>> BEGIN Data to process
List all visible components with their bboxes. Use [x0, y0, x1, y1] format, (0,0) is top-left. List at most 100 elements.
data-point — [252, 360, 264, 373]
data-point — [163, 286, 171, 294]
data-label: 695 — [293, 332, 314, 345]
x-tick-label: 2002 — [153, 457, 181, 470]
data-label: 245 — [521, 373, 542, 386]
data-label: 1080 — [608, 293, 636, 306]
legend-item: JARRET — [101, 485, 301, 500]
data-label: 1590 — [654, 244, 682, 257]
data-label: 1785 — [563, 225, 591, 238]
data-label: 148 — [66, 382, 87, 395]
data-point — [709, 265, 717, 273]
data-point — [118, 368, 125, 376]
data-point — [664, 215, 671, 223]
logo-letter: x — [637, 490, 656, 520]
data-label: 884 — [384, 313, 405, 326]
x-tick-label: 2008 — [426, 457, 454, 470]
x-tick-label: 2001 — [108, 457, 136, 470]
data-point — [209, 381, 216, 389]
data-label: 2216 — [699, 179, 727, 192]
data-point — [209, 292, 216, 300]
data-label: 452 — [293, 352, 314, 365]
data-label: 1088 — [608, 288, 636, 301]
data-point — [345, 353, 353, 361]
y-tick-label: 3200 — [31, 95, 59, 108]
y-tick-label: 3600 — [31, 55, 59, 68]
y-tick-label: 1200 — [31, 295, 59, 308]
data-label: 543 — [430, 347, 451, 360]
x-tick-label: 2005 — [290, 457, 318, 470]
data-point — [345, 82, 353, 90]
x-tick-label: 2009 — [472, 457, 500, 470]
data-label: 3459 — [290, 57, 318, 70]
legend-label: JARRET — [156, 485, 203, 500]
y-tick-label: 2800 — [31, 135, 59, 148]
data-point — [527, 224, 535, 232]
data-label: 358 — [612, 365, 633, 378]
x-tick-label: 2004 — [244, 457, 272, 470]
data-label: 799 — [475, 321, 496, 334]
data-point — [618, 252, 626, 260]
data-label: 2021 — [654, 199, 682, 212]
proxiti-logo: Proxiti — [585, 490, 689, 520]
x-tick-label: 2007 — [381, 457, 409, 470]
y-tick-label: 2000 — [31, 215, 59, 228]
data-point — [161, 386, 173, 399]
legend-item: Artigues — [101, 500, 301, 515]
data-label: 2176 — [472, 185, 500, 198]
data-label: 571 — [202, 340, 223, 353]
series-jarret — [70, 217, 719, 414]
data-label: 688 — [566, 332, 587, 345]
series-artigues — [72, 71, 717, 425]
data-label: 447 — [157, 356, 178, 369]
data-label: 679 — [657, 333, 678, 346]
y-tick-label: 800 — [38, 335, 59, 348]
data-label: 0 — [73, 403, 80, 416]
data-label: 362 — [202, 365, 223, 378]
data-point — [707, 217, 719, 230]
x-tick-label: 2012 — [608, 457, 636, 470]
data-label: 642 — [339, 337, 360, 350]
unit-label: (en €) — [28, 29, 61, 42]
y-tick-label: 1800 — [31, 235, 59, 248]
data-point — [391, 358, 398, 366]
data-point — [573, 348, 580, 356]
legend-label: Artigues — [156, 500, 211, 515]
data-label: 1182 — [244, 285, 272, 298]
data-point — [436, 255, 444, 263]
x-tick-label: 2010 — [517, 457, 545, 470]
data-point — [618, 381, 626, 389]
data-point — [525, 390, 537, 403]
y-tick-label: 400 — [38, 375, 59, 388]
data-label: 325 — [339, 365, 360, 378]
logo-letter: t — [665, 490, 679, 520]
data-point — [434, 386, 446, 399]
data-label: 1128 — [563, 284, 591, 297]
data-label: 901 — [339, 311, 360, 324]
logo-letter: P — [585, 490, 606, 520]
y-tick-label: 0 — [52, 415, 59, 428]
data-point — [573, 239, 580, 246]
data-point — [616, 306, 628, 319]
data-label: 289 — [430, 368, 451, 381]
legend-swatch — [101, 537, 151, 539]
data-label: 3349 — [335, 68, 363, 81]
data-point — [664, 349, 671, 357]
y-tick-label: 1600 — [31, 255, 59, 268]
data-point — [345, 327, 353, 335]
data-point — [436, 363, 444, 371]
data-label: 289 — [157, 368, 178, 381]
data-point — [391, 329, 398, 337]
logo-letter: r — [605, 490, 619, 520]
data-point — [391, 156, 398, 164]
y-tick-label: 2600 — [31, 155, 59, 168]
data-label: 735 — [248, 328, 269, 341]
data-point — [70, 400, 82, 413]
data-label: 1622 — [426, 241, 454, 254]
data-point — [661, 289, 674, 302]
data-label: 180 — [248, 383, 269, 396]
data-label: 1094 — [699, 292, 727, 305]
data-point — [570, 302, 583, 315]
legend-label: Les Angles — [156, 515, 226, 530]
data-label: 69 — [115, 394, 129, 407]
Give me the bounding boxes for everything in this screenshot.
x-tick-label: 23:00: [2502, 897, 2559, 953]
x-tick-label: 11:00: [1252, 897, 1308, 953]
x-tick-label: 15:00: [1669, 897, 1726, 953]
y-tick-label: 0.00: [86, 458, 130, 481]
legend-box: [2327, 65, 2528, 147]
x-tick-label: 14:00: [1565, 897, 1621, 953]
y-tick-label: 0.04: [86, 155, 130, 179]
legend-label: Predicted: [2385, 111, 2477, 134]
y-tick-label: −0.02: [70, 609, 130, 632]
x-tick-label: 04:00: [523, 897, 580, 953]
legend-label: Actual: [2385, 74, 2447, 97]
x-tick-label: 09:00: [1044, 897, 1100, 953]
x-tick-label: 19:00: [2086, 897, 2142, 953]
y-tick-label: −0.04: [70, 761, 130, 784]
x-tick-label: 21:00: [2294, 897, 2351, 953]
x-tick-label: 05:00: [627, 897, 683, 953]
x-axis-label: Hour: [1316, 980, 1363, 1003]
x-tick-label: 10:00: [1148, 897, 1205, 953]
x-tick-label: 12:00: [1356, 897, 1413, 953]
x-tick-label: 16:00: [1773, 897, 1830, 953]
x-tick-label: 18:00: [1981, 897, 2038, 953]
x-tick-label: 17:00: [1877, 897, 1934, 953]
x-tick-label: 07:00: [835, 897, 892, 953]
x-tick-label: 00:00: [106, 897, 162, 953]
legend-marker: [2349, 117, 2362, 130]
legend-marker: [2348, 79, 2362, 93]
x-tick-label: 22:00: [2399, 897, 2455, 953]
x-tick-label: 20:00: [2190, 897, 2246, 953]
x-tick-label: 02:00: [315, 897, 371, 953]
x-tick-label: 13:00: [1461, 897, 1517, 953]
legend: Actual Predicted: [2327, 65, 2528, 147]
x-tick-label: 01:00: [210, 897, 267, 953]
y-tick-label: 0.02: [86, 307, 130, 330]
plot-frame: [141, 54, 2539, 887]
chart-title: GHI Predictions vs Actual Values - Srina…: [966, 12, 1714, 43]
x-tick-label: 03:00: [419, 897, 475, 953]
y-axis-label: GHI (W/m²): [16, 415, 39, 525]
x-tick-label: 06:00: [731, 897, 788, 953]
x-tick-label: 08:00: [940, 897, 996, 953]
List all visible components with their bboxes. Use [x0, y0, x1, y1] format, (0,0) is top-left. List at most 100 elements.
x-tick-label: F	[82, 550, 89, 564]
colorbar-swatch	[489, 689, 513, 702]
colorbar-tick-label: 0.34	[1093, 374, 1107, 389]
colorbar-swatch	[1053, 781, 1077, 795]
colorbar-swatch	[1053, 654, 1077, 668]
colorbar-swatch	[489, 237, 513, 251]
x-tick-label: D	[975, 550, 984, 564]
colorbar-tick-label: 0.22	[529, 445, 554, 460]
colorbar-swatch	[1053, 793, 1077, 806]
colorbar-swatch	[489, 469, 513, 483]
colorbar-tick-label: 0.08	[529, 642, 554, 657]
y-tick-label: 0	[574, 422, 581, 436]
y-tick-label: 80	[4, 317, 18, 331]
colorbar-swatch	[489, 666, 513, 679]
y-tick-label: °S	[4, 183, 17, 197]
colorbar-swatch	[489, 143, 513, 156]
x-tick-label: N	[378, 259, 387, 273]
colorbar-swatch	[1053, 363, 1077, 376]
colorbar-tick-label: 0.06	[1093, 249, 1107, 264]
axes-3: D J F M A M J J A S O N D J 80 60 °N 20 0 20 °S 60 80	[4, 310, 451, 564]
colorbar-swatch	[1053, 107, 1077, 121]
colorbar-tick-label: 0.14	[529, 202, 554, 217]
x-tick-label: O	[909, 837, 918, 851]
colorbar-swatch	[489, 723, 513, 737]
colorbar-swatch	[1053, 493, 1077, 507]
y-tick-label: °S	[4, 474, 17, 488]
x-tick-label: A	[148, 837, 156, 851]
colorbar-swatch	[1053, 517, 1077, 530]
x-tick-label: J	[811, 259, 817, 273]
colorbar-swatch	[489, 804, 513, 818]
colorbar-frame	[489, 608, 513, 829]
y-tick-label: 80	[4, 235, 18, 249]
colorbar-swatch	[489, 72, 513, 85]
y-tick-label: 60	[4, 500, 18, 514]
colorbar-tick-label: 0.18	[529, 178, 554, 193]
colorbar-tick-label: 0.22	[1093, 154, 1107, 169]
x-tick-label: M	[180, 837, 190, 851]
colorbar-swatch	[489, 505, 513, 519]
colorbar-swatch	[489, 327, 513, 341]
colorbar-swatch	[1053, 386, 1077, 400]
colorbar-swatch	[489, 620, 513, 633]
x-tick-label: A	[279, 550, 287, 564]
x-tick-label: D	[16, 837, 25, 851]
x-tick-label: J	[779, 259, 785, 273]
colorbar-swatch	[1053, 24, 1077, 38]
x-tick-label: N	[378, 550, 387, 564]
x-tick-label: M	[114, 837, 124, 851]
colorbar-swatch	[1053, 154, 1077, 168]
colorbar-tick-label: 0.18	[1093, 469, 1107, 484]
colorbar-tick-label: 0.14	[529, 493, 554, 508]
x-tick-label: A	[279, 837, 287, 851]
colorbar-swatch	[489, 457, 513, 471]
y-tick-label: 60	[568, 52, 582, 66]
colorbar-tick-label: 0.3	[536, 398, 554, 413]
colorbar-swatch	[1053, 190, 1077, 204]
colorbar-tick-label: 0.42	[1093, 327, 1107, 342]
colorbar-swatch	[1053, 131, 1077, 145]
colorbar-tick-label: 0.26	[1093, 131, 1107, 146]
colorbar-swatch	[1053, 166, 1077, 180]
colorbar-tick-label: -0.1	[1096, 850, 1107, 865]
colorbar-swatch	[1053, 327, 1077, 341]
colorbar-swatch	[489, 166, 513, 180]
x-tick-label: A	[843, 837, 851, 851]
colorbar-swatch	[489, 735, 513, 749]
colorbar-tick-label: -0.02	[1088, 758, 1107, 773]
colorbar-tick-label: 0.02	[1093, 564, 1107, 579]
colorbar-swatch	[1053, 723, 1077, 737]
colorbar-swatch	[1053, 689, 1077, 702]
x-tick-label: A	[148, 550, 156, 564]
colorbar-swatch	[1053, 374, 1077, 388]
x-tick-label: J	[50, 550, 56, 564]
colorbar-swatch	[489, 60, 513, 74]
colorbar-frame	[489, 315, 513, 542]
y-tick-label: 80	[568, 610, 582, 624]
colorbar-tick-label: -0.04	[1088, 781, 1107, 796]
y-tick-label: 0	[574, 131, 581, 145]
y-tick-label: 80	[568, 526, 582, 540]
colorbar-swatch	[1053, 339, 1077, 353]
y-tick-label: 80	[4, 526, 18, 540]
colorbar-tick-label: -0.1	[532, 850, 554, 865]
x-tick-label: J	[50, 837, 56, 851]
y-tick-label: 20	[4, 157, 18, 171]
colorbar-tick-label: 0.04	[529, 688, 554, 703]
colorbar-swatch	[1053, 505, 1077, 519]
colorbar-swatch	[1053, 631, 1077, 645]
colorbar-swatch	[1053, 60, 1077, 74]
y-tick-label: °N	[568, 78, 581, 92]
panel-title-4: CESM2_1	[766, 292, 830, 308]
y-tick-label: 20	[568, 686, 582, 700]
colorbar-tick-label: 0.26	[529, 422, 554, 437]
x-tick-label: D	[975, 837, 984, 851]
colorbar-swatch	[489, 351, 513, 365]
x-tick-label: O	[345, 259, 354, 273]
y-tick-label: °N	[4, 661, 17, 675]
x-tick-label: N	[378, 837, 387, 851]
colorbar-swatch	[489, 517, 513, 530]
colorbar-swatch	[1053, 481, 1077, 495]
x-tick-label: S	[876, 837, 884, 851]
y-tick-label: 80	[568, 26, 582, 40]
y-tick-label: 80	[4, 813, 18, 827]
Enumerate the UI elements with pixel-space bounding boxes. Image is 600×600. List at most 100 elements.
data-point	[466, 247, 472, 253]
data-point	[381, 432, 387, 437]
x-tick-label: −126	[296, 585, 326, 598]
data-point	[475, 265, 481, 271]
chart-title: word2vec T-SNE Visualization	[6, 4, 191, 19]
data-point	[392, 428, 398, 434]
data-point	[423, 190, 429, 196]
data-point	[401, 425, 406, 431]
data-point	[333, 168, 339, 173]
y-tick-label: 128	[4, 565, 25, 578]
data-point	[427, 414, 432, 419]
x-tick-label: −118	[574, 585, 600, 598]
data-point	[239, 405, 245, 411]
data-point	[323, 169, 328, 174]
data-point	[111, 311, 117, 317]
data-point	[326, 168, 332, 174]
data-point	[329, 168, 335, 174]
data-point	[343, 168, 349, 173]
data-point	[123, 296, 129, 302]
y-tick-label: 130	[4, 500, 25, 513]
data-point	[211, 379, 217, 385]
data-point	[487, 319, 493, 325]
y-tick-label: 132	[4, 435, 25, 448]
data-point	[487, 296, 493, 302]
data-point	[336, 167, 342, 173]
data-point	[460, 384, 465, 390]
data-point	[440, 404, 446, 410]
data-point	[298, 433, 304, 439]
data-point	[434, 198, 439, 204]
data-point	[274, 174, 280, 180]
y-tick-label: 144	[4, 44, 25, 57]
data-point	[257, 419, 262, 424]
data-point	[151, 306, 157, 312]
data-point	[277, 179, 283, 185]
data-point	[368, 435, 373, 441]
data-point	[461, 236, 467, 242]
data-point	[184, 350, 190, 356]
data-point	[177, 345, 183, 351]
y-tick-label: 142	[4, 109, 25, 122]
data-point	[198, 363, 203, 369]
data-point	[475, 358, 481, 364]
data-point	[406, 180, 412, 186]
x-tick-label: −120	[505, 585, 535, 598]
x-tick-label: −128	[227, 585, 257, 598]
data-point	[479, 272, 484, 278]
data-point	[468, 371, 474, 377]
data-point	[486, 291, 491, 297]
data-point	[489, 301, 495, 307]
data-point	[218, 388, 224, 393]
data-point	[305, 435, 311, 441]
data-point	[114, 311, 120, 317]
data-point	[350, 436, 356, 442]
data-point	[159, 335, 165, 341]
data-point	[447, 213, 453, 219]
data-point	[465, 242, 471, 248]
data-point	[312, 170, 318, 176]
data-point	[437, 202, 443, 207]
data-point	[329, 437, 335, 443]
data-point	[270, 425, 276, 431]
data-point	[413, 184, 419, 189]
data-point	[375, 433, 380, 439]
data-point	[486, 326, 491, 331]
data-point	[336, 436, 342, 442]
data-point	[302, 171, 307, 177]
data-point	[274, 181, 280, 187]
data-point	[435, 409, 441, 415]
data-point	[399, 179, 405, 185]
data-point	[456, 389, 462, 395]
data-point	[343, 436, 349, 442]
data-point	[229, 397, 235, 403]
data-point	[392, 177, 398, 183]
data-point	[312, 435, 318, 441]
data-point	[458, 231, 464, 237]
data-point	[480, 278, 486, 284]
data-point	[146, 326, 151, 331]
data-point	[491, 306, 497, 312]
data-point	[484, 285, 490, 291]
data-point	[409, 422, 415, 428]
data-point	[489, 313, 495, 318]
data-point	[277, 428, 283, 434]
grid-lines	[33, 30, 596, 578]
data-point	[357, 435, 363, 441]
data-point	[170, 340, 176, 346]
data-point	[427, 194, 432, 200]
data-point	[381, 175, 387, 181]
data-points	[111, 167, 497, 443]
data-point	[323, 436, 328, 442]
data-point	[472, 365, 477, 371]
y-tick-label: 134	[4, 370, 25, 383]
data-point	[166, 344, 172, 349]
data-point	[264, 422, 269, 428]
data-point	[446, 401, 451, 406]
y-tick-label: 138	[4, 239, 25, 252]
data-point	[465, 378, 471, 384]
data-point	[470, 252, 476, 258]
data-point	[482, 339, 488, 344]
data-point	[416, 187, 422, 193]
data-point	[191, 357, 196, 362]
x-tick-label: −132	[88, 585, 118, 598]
>> END Data to process
Task statement: Please render the lines from the start of the records through the line containing "data-point — [664, 215, 671, 223]", inclusive, as a Markdown table with the columns Number and Content, leaving out any blank lines.

Result:
| Number | Content |
|---|---|
| 1 | List all visible components with their bboxes. Use [x0, y0, x1, y1] format, (0,0) is top-left. List at most 100 elements. |
| 2 | data-point — [252, 360, 264, 373] |
| 3 | data-point — [163, 286, 171, 294] |
| 4 | data-label: 695 — [293, 332, 314, 345] |
| 5 | x-tick-label: 2002 — [153, 457, 181, 470] |
| 6 | data-label: 245 — [521, 373, 542, 386] |
| 7 | data-label: 1080 — [608, 293, 636, 306] |
| 8 | legend-item: JARRET — [101, 485, 301, 500] |
| 9 | data-label: 1590 — [654, 244, 682, 257] |
| 10 | data-label: 1785 — [563, 225, 591, 238] |
| 11 | data-label: 148 — [66, 382, 87, 395] |
| 12 | data-point — [709, 265, 717, 273] |
| 13 | data-point — [118, 368, 125, 376] |
| 14 | data-point — [664, 215, 671, 223] |